> _What you will do_
In the material below, the lines containing the word "name" are required; copy each of them.

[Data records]

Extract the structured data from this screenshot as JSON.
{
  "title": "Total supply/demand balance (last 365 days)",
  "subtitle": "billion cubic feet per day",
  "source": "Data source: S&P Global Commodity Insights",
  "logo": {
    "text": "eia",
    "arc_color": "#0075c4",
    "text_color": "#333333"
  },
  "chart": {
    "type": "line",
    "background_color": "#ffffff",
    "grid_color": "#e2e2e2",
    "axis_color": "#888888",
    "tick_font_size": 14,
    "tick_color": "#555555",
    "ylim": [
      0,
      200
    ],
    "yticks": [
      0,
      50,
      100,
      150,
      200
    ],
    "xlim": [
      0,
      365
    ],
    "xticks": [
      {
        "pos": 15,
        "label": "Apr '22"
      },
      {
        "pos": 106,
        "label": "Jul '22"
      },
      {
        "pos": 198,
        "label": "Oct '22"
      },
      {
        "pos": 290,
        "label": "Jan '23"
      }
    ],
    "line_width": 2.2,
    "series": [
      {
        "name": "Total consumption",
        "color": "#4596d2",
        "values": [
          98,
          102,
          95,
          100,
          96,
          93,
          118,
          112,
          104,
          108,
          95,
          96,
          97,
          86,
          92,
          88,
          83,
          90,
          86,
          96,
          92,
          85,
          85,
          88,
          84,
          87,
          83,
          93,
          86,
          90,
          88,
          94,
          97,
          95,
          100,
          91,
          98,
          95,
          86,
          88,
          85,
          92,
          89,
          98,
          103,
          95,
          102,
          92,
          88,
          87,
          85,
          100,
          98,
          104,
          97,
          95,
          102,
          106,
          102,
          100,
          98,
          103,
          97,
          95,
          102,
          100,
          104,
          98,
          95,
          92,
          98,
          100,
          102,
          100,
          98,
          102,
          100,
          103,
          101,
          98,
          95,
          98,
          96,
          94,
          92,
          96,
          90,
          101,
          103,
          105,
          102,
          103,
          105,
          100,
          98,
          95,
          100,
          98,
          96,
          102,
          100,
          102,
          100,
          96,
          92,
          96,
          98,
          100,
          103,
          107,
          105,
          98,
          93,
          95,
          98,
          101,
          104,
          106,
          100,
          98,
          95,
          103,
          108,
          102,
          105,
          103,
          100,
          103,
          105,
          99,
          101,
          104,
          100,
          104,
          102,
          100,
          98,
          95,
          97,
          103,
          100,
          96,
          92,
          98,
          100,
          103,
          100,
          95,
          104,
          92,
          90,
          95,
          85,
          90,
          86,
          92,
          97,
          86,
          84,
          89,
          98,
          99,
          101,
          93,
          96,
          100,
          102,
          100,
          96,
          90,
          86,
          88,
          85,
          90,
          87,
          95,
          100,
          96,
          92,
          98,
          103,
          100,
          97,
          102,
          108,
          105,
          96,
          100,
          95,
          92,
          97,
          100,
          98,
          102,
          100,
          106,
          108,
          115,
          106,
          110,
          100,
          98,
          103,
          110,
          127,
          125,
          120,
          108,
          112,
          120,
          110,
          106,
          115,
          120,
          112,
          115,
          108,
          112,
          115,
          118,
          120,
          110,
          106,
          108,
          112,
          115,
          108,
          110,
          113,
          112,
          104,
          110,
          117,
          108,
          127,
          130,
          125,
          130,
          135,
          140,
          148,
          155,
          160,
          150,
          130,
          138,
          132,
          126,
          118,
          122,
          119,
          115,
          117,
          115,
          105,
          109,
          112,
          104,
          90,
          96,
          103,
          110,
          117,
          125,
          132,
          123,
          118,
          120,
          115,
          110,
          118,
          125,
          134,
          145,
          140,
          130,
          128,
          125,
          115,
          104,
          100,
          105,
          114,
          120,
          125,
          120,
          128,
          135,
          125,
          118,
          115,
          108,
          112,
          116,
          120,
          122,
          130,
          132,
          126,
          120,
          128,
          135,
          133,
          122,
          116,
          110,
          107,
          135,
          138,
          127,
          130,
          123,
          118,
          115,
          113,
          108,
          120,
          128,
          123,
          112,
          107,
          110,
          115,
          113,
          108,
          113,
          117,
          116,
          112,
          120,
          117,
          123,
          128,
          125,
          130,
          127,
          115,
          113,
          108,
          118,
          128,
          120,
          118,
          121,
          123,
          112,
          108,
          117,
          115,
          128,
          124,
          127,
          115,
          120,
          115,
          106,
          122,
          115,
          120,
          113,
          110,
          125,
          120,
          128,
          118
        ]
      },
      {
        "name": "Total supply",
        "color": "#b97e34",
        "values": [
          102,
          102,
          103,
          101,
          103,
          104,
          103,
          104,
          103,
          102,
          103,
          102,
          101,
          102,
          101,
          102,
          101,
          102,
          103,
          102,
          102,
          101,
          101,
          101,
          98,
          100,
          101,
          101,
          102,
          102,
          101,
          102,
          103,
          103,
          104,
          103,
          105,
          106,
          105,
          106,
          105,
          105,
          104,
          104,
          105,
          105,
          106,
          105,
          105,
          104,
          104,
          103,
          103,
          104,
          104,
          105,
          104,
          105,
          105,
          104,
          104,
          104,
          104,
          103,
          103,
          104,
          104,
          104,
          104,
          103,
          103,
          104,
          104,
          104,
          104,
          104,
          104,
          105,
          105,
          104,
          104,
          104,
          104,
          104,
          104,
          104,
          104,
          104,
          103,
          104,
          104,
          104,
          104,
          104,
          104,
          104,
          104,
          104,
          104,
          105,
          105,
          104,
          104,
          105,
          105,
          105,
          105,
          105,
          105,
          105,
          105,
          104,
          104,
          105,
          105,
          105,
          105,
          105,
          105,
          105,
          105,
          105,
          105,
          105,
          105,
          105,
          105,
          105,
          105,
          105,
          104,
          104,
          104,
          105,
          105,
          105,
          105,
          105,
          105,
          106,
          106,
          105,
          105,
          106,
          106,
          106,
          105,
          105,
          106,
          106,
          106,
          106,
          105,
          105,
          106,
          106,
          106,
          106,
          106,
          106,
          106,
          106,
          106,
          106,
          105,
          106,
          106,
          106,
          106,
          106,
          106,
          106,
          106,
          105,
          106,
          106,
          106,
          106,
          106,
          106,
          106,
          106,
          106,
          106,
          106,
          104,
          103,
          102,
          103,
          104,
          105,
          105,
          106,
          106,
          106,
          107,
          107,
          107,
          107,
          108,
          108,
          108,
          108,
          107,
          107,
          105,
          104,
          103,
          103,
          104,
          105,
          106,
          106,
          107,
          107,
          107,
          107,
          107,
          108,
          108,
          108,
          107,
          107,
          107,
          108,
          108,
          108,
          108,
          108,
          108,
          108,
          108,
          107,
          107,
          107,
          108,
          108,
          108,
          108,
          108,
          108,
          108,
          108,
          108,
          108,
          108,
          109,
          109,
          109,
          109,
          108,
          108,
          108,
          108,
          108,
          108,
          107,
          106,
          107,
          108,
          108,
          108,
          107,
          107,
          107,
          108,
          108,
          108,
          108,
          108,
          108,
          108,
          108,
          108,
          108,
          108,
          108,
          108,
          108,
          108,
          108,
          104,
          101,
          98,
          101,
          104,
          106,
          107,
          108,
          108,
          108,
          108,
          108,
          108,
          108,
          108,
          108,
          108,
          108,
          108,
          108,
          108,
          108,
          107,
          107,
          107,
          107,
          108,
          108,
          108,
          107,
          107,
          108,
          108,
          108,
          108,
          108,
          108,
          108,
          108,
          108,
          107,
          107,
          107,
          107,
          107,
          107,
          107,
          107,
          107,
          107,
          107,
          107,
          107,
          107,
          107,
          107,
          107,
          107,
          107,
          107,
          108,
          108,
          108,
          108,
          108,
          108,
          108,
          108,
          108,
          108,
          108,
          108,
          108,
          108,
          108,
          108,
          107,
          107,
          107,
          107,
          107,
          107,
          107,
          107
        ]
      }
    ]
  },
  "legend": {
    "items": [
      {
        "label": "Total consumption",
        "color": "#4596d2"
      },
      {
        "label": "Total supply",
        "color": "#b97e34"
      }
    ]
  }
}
--
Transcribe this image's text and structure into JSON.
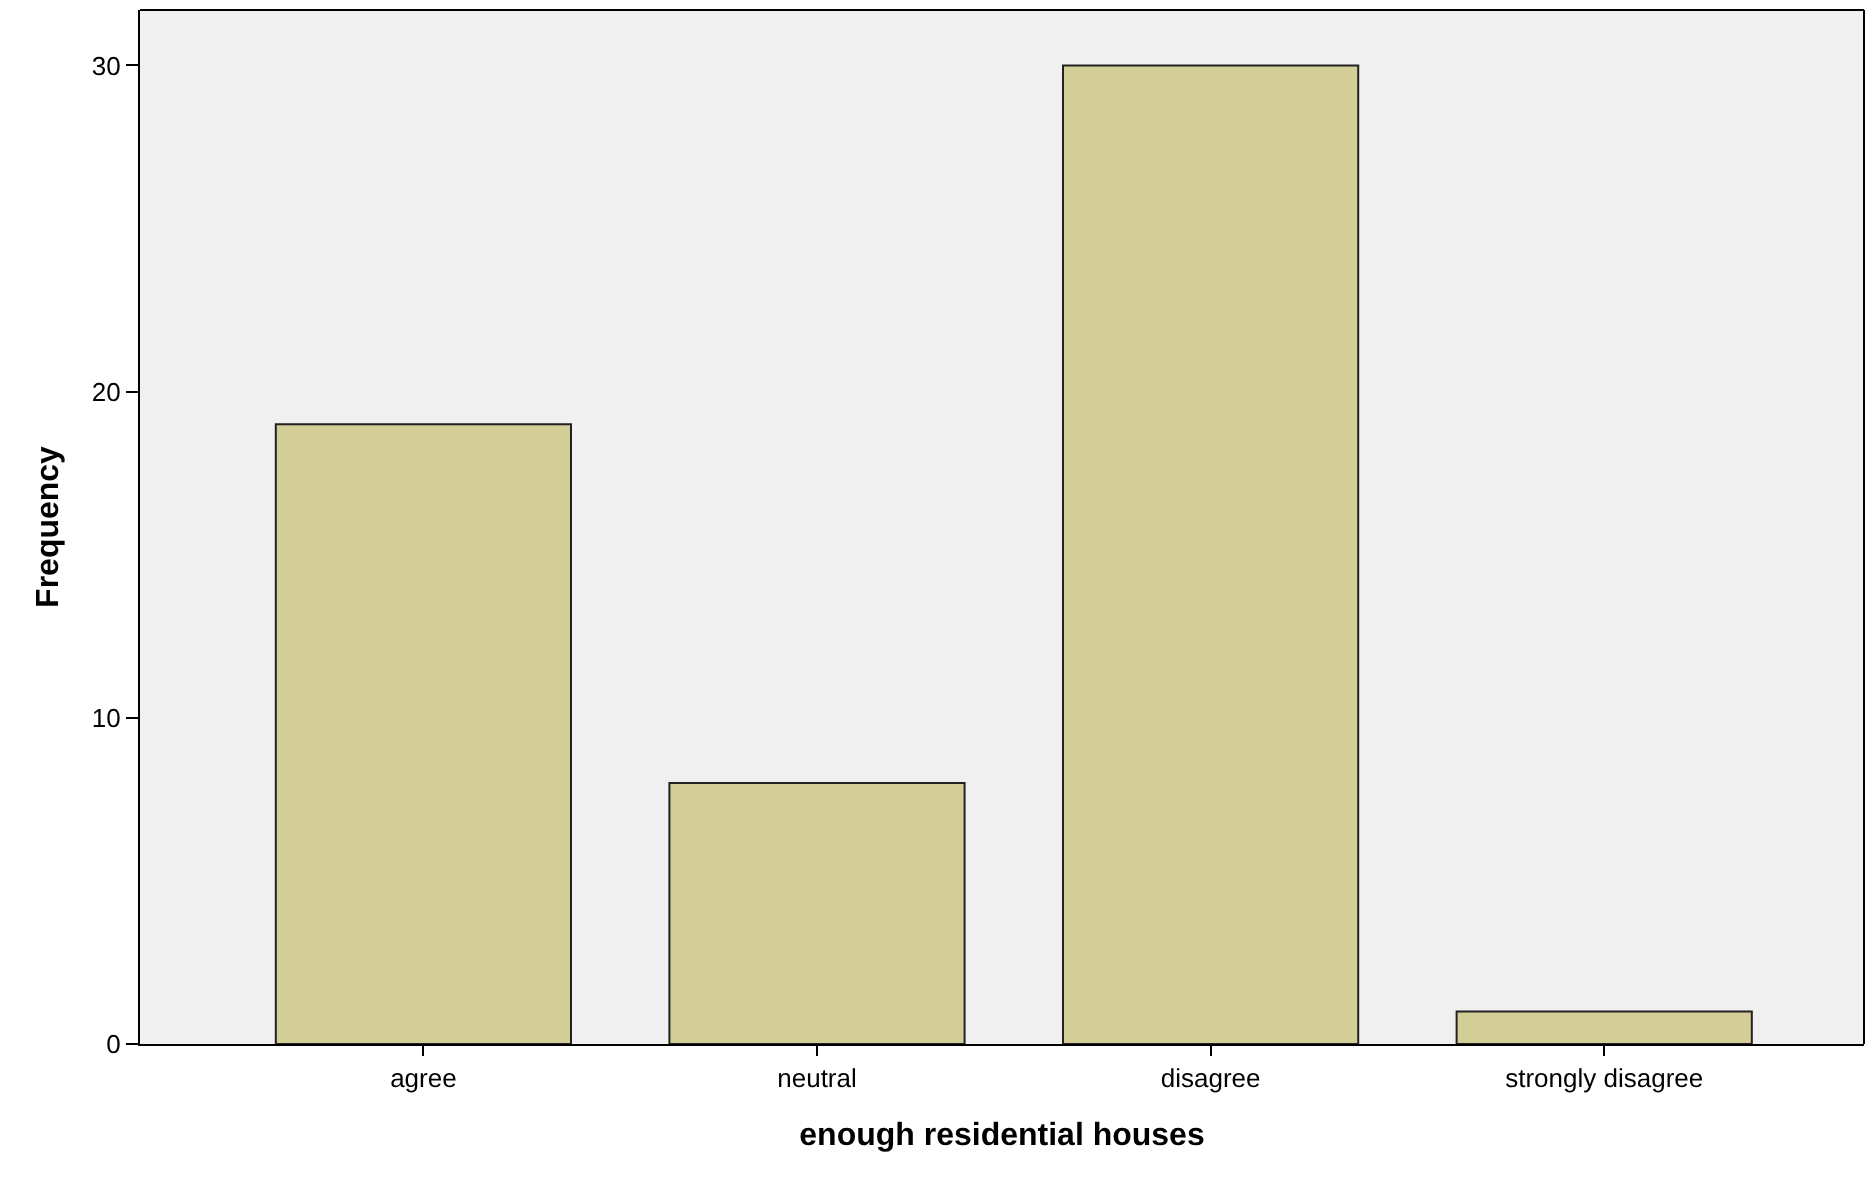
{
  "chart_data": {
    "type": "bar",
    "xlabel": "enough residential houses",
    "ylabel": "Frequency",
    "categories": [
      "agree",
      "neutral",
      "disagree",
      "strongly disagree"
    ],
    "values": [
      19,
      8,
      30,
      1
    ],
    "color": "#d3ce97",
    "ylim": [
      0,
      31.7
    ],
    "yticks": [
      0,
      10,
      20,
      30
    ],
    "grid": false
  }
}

> _Solution_
        "name": "Total consumption",
        "name": "Total supply",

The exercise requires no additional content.